[EXERCISE DIRECTIONS]
Give an exact copy of every line, leaving images out.

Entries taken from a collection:
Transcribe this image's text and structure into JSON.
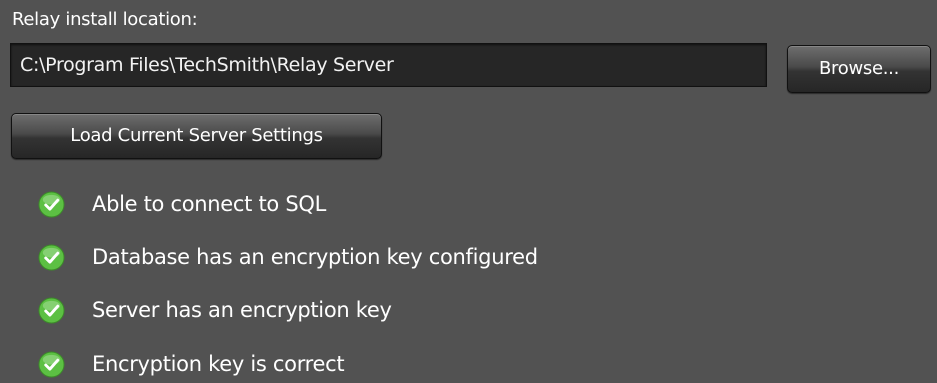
{
  "install": {
    "label": "Relay install location:",
    "path_value": "C:\\Program Files\\TechSmith\\Relay Server"
  },
  "buttons": {
    "browse_label": "Browse...",
    "load_label": "Load Current Server Settings"
  },
  "status_checks": [
    {
      "icon": "check-circle-icon",
      "status": "ok",
      "label": "Able to connect to SQL"
    },
    {
      "icon": "check-circle-icon",
      "status": "ok",
      "label": "Database has an encryption key configured"
    },
    {
      "icon": "check-circle-icon",
      "status": "ok",
      "label": "Server has an encryption key"
    },
    {
      "icon": "check-circle-icon",
      "status": "ok",
      "label": "Encryption key is correct"
    }
  ],
  "colors": {
    "panel_background": "#525252",
    "field_background": "#262626",
    "check_green": "#5cc043",
    "text": "#ffffff"
  }
}
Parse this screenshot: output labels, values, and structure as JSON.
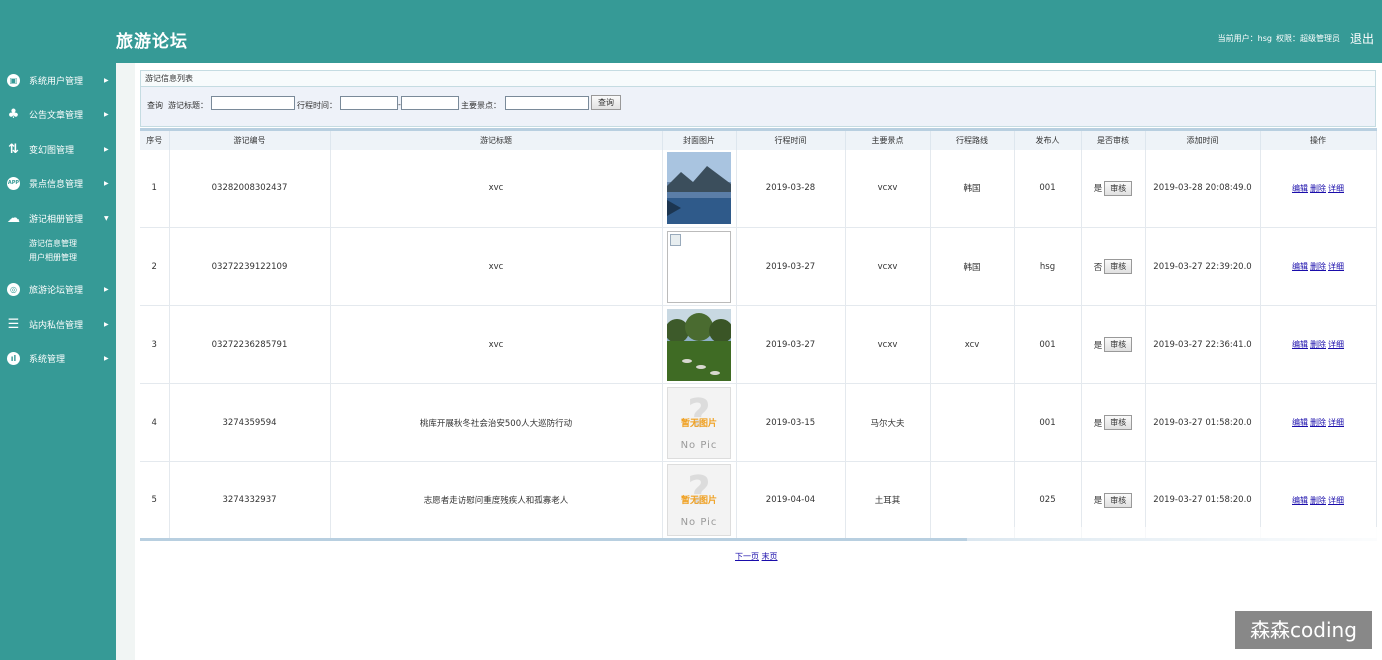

[FINAL ANSWER]
Transcribe this image's text and structure into JSON.
{
  "install": {
    "label": "Relay install location:",
    "path_value": "C:\\Program Files\\TechSmith\\Relay Server"
  },
  "buttons": {
    "browse_label": "Browse...",
    "load_label": "Load Current Server Settings"
  },
  "status_checks": [
    {
      "icon": "check-circle-icon",
      "status": "ok",
      "label": "Able to connect to SQL"
    },
    {
      "icon": "check-circle-icon",
      "status": "ok",
      "label": "Database has an encryption key configured"
    },
    {
      "icon": "check-circle-icon",
      "status": "ok",
      "label": "Server has an encryption key"
    },
    {
      "icon": "check-circle-icon",
      "status": "ok",
      "label": "Encryption key is correct"
    }
  ],
  "colors": {
    "panel_background": "#525252",
    "field_background": "#262626",
    "check_green": "#5cc043",
    "text": "#ffffff"
  }
}
Parse this screenshot: output labels, values, and structure as JSON.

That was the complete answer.